:: Goal ::
Please list all lines of the material below in which the string "trinn" occurs.

Figure contents as structured data
^^^^^^^^

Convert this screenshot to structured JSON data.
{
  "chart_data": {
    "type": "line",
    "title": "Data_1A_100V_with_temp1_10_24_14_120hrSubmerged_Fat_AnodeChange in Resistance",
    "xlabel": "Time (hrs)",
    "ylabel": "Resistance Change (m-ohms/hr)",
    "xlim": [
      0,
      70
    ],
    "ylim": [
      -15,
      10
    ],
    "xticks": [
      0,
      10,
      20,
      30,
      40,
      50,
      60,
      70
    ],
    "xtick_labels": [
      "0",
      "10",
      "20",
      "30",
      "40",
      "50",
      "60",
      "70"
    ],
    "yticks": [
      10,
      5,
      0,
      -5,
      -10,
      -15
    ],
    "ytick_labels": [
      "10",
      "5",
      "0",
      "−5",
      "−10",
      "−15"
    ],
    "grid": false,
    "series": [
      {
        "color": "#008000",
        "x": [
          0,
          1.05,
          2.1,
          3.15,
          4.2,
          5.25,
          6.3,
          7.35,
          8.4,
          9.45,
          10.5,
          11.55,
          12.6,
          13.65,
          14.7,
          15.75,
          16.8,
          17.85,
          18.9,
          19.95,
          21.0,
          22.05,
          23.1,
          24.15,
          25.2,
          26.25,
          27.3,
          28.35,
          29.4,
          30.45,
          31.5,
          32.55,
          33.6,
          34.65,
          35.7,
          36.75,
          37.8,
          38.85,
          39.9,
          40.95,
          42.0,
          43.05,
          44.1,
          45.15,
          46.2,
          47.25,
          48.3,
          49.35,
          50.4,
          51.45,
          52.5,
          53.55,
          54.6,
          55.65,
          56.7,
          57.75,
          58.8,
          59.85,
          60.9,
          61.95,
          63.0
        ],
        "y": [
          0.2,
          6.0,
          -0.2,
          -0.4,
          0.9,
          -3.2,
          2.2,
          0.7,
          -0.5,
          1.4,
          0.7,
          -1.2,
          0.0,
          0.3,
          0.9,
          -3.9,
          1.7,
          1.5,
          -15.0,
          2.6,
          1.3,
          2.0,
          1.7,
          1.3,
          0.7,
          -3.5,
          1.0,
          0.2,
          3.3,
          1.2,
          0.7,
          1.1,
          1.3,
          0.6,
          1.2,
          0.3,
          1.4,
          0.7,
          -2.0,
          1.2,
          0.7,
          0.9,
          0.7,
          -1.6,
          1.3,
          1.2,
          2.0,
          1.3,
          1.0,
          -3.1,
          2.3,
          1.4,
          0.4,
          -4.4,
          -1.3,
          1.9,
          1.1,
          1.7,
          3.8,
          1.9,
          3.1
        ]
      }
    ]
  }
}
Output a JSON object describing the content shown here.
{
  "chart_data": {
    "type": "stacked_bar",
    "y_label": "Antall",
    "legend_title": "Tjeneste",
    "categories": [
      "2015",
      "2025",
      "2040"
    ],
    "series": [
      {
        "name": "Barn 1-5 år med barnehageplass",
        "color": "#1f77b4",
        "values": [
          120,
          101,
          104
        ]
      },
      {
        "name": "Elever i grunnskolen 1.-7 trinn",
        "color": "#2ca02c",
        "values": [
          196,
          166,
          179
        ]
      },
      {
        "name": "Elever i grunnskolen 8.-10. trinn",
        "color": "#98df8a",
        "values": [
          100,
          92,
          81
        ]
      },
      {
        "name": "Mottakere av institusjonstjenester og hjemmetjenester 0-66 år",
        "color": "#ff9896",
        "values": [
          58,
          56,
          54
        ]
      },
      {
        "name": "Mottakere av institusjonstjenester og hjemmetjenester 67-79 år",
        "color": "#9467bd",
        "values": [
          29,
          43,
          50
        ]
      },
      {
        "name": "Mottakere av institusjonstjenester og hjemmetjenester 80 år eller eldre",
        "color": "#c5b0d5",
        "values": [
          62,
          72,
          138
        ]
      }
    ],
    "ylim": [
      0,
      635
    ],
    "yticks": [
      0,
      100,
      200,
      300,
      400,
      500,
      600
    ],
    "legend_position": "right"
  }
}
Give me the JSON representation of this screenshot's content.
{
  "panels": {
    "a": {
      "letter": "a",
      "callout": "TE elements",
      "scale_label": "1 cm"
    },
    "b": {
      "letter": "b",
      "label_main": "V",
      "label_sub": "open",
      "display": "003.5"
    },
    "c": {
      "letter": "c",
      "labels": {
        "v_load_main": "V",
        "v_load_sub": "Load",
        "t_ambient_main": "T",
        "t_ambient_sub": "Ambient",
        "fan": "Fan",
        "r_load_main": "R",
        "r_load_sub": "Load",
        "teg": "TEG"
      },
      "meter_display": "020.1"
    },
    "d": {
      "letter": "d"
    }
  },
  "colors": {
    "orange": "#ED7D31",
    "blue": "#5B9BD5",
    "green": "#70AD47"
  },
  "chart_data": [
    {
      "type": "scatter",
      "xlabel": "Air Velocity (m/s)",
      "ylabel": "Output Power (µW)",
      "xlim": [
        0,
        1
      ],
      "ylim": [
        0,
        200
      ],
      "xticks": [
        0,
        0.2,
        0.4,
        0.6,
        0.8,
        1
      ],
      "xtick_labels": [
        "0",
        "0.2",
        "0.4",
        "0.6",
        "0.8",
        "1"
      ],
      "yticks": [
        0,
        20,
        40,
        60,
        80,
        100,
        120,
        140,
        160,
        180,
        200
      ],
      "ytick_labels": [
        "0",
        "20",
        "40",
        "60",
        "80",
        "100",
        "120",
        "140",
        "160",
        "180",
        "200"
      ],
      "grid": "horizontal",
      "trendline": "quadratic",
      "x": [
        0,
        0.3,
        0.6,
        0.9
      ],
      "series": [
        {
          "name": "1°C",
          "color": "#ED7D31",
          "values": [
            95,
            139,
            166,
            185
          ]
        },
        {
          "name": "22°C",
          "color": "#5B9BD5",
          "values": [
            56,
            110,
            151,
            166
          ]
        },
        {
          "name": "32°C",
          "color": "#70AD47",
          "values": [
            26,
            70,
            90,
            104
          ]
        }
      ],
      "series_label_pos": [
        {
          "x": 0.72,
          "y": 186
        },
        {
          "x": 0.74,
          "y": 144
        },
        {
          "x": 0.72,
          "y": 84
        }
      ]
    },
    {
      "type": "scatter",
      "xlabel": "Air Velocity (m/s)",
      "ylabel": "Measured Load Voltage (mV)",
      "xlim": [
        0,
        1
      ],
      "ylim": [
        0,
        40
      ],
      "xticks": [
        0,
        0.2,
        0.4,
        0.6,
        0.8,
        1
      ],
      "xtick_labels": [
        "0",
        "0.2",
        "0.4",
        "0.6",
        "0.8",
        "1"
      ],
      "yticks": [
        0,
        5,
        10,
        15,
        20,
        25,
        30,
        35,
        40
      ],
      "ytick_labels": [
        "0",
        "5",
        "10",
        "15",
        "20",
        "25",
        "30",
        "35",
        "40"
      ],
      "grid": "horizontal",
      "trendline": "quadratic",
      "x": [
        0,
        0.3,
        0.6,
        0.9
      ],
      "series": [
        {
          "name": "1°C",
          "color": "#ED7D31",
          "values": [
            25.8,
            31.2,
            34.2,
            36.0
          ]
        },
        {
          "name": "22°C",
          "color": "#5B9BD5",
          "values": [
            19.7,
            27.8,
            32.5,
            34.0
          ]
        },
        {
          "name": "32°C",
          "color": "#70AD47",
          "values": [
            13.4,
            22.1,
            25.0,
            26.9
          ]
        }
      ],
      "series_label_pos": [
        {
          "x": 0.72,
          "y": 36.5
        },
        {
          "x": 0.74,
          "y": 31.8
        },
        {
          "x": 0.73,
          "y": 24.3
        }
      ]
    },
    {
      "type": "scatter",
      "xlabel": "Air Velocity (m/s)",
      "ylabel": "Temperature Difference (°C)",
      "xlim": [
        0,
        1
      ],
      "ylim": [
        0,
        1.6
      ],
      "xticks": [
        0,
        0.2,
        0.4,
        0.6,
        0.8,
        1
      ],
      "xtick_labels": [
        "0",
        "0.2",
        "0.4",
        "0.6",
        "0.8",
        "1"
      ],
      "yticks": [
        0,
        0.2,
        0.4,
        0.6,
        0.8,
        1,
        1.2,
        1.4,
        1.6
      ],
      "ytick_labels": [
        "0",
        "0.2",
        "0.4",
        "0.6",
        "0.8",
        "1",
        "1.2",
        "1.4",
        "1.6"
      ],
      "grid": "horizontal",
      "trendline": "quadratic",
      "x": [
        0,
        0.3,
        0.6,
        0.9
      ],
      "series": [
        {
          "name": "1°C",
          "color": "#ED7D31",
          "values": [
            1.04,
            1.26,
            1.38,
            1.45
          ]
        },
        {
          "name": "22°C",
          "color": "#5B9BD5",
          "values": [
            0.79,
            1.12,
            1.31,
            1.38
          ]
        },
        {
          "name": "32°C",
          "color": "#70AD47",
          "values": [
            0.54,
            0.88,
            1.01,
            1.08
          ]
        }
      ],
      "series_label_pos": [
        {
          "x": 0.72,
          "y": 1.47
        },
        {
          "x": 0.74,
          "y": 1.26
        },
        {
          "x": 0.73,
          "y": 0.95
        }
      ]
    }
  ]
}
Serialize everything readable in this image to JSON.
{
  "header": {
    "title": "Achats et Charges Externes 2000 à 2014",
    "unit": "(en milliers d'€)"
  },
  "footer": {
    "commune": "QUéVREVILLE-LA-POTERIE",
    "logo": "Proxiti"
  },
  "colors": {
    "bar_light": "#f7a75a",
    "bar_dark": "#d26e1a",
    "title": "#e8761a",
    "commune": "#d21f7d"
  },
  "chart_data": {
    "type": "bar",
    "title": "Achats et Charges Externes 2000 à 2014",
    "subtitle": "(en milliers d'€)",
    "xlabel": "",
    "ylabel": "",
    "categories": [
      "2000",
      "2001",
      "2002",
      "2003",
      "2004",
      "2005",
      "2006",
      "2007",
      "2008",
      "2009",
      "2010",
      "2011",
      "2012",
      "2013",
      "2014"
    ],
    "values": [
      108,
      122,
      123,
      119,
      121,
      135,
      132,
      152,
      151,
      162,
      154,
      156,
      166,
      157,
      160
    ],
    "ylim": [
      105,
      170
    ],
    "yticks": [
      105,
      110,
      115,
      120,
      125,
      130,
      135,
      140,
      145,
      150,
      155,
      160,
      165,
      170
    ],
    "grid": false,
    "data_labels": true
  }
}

^^^^^^^^

:: Exercise solution ::
        "name": "Elever i grunnskolen 1.-7 trinn",
        "name": "Elever i grunnskolen 8.-10. trinn",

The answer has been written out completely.